__BRIEF__: Lines before the one containing "Transcribe this image's" are excluded; retype that line and all remaining lines of the material exactly.

start DATA ENTRIES

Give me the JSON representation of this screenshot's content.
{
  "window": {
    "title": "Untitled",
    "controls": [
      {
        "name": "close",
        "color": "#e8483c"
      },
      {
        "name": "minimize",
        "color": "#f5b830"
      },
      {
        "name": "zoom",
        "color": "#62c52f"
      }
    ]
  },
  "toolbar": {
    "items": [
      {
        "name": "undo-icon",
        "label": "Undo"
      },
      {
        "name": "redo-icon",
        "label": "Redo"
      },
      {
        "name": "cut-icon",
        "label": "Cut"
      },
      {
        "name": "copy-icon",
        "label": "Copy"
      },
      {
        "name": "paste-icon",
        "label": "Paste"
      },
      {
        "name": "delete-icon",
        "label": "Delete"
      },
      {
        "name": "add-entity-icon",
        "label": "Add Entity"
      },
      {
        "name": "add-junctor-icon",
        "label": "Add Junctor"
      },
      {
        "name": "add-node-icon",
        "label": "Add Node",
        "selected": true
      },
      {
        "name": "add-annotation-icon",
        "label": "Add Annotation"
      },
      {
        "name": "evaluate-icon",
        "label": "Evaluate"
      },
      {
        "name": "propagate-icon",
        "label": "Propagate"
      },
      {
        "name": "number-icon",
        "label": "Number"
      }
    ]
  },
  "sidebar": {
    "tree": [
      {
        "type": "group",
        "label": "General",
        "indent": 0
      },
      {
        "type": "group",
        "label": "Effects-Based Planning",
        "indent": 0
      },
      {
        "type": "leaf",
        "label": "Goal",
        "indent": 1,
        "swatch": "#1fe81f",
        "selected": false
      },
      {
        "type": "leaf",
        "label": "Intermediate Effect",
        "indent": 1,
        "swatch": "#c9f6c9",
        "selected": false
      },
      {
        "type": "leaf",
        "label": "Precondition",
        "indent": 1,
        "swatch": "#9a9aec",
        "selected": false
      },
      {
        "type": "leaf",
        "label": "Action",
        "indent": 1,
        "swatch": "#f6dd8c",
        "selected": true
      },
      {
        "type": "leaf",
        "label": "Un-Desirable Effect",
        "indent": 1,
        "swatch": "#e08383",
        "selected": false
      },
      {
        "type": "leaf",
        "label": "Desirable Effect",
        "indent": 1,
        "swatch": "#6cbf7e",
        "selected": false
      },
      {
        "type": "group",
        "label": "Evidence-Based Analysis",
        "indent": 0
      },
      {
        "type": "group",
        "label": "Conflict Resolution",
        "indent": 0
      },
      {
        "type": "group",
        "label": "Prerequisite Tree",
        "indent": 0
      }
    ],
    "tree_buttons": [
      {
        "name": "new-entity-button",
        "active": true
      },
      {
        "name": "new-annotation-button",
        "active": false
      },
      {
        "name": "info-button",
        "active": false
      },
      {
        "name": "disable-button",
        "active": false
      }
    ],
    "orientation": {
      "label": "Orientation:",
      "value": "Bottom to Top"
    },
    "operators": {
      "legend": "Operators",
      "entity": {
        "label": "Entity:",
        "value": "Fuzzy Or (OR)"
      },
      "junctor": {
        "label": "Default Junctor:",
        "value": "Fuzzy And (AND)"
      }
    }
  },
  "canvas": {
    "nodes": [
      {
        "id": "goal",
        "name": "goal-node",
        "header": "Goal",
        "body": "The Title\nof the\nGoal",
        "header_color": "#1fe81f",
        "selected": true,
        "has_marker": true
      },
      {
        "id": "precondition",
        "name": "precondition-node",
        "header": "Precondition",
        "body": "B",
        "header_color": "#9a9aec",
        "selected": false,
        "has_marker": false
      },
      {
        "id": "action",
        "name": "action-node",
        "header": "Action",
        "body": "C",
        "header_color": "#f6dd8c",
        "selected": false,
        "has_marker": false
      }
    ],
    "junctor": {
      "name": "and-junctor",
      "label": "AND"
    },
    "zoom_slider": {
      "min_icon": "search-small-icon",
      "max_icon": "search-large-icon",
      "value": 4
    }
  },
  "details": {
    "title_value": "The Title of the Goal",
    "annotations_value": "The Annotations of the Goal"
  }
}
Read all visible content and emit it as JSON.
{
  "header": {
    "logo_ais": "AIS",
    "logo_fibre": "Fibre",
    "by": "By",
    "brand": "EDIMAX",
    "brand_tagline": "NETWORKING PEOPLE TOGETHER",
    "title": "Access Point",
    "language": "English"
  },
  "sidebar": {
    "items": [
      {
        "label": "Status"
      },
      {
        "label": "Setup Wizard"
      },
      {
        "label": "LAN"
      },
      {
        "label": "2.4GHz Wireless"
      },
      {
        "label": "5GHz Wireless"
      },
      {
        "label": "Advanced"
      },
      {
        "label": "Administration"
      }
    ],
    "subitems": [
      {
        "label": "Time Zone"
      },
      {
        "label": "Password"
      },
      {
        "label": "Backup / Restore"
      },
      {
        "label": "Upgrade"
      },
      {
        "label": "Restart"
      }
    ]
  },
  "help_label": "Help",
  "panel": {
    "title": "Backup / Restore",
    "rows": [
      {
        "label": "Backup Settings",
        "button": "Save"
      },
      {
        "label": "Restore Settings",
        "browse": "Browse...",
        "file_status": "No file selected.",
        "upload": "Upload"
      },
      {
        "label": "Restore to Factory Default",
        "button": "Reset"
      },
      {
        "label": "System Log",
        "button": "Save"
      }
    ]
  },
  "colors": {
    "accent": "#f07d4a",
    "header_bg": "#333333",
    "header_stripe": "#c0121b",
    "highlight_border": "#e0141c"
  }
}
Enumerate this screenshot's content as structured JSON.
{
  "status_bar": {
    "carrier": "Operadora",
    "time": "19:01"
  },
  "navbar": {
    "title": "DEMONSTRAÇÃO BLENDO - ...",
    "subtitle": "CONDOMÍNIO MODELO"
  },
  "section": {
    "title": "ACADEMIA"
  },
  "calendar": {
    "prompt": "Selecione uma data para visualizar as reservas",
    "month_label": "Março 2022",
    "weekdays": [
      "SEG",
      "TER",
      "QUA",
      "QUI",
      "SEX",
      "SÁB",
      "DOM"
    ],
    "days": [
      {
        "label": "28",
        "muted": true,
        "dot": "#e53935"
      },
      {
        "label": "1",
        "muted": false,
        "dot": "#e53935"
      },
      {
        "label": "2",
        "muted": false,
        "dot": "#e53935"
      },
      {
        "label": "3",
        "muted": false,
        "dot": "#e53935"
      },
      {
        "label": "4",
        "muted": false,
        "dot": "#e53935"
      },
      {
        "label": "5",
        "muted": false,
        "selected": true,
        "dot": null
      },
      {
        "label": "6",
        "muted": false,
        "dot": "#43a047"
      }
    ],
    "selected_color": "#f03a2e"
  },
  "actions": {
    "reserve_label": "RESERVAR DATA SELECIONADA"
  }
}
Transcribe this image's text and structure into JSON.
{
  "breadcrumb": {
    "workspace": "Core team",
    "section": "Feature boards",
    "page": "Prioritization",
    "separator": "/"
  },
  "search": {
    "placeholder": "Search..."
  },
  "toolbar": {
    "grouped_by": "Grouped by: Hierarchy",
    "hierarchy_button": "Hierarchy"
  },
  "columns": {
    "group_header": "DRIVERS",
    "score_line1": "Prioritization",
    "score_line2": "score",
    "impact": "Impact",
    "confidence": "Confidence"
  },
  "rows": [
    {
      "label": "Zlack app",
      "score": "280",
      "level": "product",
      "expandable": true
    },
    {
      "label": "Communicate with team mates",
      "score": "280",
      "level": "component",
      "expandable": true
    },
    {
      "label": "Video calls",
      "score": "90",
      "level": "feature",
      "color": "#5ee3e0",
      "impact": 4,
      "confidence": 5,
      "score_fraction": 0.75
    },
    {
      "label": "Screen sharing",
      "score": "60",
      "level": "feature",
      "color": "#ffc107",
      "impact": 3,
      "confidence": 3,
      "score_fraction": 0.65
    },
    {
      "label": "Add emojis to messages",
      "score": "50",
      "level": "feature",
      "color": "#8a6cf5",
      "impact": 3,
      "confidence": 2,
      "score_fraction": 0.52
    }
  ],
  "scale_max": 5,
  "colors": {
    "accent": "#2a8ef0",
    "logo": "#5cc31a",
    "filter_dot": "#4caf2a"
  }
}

end DATA ENTRIES

__SOLUTION TO THE PROBLEM__:
Transcribe this image's text and structure into JSON.
{
  "breadcrumb": {
    "workspace": "Core team",
    "section": "Feature boards",
    "page": "Prioritization",
    "separator": "/"
  },
  "search": {
    "placeholder": "Search..."
  },
  "toolbar": {
    "grouped_by": "Grouped by: Hierarchy",
    "hierarchy_button": "Hierarchy"
  },
  "columns": {
    "group_header": "DRIVERS",
    "score_line1": "Prioritization",
    "score_line2": "score",
    "impact": "Impact",
    "confidence": "Confidence"
  },
  "rows": [
    {
      "label": "Zlack app",
      "score": "280",
      "level": "product",
      "expandable": true
    },
    {
      "label": "Communicate with team mates",
      "score": "280",
      "level": "component",
      "expandable": true
    },
    {
      "label": "Video calls",
      "score": "90",
      "level": "feature",
      "color": "#5ee3e0",
      "impact": 4,
      "confidence": 5,
      "score_fraction": 0.75
    },
    {
      "label": "Screen sharing",
      "score": "60",
      "level": "feature",
      "color": "#ffc107",
      "impact": 3,
      "confidence": 3,
      "score_fraction": 0.65
    },
    {
      "label": "Add emojis to messages",
      "score": "50",
      "level": "feature",
      "color": "#8a6cf5",
      "impact": 3,
      "confidence": 2,
      "score_fraction": 0.52
    }
  ],
  "scale_max": 5,
  "colors": {
    "accent": "#2a8ef0",
    "logo": "#5cc31a",
    "filter_dot": "#4caf2a"
  }
}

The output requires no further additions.